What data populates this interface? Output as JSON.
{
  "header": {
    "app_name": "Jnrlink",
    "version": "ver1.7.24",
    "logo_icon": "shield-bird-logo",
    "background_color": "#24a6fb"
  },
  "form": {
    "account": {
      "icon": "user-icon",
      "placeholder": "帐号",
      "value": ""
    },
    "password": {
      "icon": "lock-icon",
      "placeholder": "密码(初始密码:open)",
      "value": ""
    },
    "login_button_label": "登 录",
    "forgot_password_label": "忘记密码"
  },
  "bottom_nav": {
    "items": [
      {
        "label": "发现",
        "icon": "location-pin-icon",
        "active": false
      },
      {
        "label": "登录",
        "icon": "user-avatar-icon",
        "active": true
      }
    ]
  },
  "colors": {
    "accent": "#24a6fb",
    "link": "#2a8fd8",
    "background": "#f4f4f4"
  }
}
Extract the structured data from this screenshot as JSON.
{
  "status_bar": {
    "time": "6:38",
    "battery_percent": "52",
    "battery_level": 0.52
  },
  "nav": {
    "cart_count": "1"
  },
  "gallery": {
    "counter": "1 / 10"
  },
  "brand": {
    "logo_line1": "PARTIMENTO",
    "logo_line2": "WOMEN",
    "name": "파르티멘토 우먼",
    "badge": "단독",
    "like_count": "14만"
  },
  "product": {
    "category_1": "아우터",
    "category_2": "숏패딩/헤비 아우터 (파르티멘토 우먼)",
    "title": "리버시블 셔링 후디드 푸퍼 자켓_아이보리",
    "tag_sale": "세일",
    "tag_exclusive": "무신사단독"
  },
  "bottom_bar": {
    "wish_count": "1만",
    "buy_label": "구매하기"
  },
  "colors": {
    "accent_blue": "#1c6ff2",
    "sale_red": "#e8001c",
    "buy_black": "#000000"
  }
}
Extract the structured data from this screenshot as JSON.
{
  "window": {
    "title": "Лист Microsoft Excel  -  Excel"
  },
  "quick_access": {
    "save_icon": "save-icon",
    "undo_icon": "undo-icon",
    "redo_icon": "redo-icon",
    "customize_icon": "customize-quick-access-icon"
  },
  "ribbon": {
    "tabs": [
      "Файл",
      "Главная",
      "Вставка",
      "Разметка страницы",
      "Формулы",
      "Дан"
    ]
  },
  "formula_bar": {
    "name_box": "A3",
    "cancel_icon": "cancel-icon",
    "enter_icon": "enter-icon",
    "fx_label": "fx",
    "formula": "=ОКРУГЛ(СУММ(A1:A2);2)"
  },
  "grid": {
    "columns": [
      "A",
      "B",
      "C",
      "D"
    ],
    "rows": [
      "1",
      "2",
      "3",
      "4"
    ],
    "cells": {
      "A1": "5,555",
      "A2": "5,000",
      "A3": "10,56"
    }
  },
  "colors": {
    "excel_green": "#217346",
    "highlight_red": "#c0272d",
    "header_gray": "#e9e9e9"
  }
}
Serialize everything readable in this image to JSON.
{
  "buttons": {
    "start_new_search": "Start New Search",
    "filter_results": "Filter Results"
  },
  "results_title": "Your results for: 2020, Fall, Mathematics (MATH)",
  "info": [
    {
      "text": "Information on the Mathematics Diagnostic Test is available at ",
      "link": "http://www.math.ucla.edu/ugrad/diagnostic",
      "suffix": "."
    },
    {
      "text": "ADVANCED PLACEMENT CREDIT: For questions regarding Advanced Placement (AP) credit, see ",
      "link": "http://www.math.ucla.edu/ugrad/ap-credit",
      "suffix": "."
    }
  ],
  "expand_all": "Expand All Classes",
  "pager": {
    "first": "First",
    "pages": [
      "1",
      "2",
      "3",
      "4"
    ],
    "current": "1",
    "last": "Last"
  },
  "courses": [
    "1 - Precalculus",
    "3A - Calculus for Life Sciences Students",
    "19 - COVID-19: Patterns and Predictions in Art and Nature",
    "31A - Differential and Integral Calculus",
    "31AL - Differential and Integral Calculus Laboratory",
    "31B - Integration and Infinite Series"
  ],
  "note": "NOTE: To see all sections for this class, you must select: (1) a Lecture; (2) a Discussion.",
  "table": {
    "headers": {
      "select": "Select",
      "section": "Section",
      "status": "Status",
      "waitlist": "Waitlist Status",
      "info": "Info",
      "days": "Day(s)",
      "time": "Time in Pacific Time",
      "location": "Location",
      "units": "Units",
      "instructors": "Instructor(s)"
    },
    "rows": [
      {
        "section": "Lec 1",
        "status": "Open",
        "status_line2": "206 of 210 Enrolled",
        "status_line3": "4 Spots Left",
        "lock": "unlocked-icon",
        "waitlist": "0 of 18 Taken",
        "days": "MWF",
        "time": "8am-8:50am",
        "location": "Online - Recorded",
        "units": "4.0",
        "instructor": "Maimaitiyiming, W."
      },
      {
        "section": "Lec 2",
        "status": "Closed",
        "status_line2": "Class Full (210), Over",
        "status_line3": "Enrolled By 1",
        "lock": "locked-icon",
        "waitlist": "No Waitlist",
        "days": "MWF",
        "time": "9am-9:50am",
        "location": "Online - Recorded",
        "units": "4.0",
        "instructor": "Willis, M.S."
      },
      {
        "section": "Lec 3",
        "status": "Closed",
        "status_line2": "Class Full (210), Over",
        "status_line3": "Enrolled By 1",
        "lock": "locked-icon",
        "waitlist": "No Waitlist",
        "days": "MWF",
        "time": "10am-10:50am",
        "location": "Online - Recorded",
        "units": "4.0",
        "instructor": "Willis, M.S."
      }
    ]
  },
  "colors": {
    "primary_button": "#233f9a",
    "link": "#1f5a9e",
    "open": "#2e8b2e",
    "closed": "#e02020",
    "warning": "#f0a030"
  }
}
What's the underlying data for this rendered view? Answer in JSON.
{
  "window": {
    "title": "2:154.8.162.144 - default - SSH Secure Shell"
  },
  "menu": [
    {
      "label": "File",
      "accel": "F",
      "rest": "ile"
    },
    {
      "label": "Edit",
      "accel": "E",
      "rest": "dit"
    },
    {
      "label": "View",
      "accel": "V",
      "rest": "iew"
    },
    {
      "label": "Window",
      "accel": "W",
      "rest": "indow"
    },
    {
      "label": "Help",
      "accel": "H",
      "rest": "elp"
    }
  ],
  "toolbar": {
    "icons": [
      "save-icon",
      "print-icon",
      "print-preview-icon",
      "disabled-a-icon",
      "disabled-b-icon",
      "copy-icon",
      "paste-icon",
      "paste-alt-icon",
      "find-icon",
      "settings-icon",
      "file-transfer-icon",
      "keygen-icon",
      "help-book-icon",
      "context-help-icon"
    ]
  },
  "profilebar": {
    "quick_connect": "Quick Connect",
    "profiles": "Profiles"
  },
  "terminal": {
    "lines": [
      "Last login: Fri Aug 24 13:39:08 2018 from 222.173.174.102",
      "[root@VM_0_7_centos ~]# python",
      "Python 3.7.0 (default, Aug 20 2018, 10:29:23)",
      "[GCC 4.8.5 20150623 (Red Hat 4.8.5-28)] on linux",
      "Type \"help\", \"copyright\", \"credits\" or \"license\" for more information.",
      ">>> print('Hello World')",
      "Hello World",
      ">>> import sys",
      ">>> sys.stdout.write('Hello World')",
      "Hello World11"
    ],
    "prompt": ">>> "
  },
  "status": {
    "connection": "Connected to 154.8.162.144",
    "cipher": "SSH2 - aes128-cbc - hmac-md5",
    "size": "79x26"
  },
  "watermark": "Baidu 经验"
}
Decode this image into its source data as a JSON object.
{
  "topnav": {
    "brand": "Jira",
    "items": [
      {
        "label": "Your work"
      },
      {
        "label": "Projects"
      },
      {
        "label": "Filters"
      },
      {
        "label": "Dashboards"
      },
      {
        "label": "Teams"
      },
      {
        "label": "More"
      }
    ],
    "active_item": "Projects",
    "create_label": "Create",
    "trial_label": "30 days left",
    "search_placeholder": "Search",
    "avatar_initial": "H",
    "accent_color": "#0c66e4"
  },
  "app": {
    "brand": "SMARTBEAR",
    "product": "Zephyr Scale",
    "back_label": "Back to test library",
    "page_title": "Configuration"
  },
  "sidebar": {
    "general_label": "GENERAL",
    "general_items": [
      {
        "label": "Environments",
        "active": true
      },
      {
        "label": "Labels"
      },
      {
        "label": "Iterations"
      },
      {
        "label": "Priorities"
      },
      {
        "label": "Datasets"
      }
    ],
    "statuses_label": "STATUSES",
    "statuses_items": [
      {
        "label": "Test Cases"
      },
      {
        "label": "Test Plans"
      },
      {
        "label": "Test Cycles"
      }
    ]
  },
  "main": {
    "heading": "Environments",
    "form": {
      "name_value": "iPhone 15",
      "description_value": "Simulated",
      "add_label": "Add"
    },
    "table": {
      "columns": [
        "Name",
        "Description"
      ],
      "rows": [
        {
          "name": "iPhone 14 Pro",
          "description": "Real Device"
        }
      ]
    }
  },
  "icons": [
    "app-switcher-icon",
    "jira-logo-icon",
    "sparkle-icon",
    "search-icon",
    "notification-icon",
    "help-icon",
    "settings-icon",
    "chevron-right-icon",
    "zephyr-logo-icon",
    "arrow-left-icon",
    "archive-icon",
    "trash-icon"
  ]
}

........

• Task details:
Search the data for "default". Copy every matching line.

• Solution to the exercise:
    "title": "2:154.8.162.144 - default - SSH Secure Shell"
      "Python 3.7.0 (default, Aug 20 2018, 10:29:23)",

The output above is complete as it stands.